▶ _What is required_
Locate each line in the records containing "text". Copy it.

[Recorded data]

########

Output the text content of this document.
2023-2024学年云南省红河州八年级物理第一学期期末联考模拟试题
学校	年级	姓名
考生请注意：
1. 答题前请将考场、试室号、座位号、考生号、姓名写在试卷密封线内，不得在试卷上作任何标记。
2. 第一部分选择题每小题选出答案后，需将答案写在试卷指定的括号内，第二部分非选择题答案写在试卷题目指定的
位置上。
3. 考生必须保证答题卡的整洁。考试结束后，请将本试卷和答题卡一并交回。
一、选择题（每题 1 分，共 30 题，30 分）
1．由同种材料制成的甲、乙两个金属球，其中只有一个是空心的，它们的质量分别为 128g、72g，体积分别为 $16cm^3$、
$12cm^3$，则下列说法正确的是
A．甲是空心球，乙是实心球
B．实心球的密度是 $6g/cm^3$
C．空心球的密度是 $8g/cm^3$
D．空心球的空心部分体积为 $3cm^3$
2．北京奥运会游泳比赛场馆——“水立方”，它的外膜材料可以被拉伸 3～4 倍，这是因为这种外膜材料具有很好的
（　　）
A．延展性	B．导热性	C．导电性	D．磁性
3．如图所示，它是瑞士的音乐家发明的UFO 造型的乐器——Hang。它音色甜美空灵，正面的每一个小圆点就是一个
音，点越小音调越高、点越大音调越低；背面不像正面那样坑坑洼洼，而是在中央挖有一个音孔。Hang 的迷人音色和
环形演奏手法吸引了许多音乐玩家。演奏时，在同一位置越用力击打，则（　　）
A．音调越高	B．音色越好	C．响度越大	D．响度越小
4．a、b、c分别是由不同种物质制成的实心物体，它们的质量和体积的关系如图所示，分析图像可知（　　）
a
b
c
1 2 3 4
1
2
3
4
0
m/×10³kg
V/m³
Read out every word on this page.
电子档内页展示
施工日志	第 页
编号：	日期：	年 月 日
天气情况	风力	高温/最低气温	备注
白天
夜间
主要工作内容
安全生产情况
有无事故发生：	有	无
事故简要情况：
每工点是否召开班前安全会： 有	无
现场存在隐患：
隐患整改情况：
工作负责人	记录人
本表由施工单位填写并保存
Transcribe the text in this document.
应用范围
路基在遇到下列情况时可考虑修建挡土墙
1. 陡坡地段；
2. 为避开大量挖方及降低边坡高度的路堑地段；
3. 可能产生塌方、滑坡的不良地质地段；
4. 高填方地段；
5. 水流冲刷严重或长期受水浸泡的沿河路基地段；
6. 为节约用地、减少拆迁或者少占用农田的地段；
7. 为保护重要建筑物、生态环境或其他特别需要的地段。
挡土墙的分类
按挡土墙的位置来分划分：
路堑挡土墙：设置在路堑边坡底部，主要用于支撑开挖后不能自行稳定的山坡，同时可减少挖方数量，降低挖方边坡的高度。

########

▶ _Written answer_
Output the text content of this document.
Transcribe the text in this document.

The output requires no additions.